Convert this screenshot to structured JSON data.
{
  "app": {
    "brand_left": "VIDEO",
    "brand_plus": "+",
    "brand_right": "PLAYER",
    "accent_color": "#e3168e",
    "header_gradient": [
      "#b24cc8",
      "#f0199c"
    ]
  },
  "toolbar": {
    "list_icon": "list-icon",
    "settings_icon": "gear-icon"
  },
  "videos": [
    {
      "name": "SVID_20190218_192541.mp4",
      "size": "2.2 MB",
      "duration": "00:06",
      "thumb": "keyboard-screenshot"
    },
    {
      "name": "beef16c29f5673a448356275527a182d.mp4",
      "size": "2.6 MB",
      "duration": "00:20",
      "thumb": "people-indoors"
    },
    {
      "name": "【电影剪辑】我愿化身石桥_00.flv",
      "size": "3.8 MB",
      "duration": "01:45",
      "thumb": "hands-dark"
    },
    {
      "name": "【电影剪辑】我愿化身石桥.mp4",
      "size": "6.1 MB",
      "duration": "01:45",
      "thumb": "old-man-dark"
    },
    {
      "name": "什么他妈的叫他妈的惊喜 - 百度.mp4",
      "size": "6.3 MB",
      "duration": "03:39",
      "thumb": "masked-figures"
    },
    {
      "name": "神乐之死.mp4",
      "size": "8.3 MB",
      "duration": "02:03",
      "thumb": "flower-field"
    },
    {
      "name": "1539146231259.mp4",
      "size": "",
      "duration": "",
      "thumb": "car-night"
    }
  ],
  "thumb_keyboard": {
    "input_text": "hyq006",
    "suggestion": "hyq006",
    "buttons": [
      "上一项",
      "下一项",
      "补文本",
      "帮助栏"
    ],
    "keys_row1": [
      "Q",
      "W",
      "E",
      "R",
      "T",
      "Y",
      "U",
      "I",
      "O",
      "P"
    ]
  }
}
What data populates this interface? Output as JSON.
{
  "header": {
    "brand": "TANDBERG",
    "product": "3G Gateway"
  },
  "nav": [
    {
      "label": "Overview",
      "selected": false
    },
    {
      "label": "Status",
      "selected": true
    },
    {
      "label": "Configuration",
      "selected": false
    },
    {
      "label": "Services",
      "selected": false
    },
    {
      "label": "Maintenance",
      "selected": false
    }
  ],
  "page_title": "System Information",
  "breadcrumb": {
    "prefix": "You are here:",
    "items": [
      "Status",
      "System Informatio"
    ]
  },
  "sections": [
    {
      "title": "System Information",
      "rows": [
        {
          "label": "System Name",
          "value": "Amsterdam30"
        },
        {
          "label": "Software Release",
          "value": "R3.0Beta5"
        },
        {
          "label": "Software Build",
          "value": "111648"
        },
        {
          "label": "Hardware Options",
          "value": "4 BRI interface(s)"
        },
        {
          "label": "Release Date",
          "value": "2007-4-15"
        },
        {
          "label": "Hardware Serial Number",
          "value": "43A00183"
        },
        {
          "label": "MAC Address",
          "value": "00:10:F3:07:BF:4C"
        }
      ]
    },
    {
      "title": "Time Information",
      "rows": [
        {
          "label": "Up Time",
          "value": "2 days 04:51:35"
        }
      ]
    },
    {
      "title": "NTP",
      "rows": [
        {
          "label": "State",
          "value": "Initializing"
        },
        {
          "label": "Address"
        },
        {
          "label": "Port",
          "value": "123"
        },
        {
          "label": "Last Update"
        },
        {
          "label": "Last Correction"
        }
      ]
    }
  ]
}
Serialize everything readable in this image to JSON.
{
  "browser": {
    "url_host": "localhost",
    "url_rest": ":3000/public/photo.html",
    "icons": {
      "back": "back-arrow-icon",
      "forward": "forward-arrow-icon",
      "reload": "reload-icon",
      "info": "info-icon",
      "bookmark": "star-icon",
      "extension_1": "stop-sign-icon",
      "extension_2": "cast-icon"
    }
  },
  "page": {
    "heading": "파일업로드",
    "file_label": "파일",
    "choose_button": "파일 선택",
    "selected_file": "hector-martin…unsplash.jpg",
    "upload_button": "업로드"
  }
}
+===+
● **TASK INSTRUCTIONS**:
Please repeat the material above, word for word and in full.

● **ANSWER FOR THE TASK**:
Convert this screenshot to structured JSON data.
{
  "app": {
    "brand_left": "VIDEO",
    "brand_plus": "+",
    "brand_right": "PLAYER",
    "accent_color": "#e3168e",
    "header_gradient": [
      "#b24cc8",
      "#f0199c"
    ]
  },
  "toolbar": {
    "list_icon": "list-icon",
    "settings_icon": "gear-icon"
  },
  "videos": [
    {
      "name": "SVID_20190218_192541.mp4",
      "size": "2.2 MB",
      "duration": "00:06",
      "thumb": "keyboard-screenshot"
    },
    {
      "name": "beef16c29f5673a448356275527a182d.mp4",
      "size": "2.6 MB",
      "duration": "00:20",
      "thumb": "people-indoors"
    },
    {
      "name": "【电影剪辑】我愿化身石桥_00.flv",
      "size": "3.8 MB",
      "duration": "01:45",
      "thumb": "hands-dark"
    },
    {
      "name": "【电影剪辑】我愿化身石桥.mp4",
      "size": "6.1 MB",
      "duration": "01:45",
      "thumb": "old-man-dark"
    },
    {
      "name": "什么他妈的叫他妈的惊喜 - 百度.mp4",
      "size": "6.3 MB",
      "duration": "03:39",
      "thumb": "masked-figures"
    },
    {
      "name": "神乐之死.mp4",
      "size": "8.3 MB",
      "duration": "02:03",
      "thumb": "flower-field"
    },
    {
      "name": "1539146231259.mp4",
      "size": "",
      "duration": "",
      "thumb": "car-night"
    }
  ],
  "thumb_keyboard": {
    "input_text": "hyq006",
    "suggestion": "hyq006",
    "buttons": [
      "上一项",
      "下一项",
      "补文本",
      "帮助栏"
    ],
    "keys_row1": [
      "Q",
      "W",
      "E",
      "R",
      "T",
      "Y",
      "U",
      "I",
      "O",
      "P"
    ]
  }
}
What data populates this interface? Output as JSON.
{
  "header": {
    "brand": "TANDBERG",
    "product": "3G Gateway"
  },
  "nav": [
    {
      "label": "Overview",
      "selected": false
    },
    {
      "label": "Status",
      "selected": true
    },
    {
      "label": "Configuration",
      "selected": false
    },
    {
      "label": "Services",
      "selected": false
    },
    {
      "label": "Maintenance",
      "selected": false
    }
  ],
  "page_title": "System Information",
  "breadcrumb": {
    "prefix": "You are here:",
    "items": [
      "Status",
      "System Informatio"
    ]
  },
  "sections": [
    {
      "title": "System Information",
      "rows": [
        {
          "label": "System Name",
          "value": "Amsterdam30"
        },
        {
          "label": "Software Release",
          "value": "R3.0Beta5"
        },
        {
          "label": "Software Build",
          "value": "111648"
        },
        {
          "label": "Hardware Options",
          "value": "4 BRI interface(s)"
        },
        {
          "label": "Release Date",
          "value": "2007-4-15"
        },
        {
          "label": "Hardware Serial Number",
          "value": "43A00183"
        },
        {
          "label": "MAC Address",
          "value": "00:10:F3:07:BF:4C"
        }
      ]
    },
    {
      "title": "Time Information",
      "rows": [
        {
          "label": "Up Time",
          "value": "2 days 04:51:35"
        }
      ]
    },
    {
      "title": "NTP",
      "rows": [
        {
          "label": "State",
          "value": "Initializing"
        },
        {
          "label": "Address"
        },
        {
          "label": "Port",
          "value": "123"
        },
        {
          "label": "Last Update"
        },
        {
          "label": "Last Correction"
        }
      ]
    }
  ]
}
Serialize everything readable in this image to JSON.
{
  "browser": {
    "url_host": "localhost",
    "url_rest": ":3000/public/photo.html",
    "icons": {
      "back": "back-arrow-icon",
      "forward": "forward-arrow-icon",
      "reload": "reload-icon",
      "info": "info-icon",
      "bookmark": "star-icon",
      "extension_1": "stop-sign-icon",
      "extension_2": "cast-icon"
    }
  },
  "page": {
    "heading": "파일업로드",
    "file_label": "파일",
    "choose_button": "파일 선택",
    "selected_file": "hector-martin…unsplash.jpg",
    "upload_button": "업로드"
  }
}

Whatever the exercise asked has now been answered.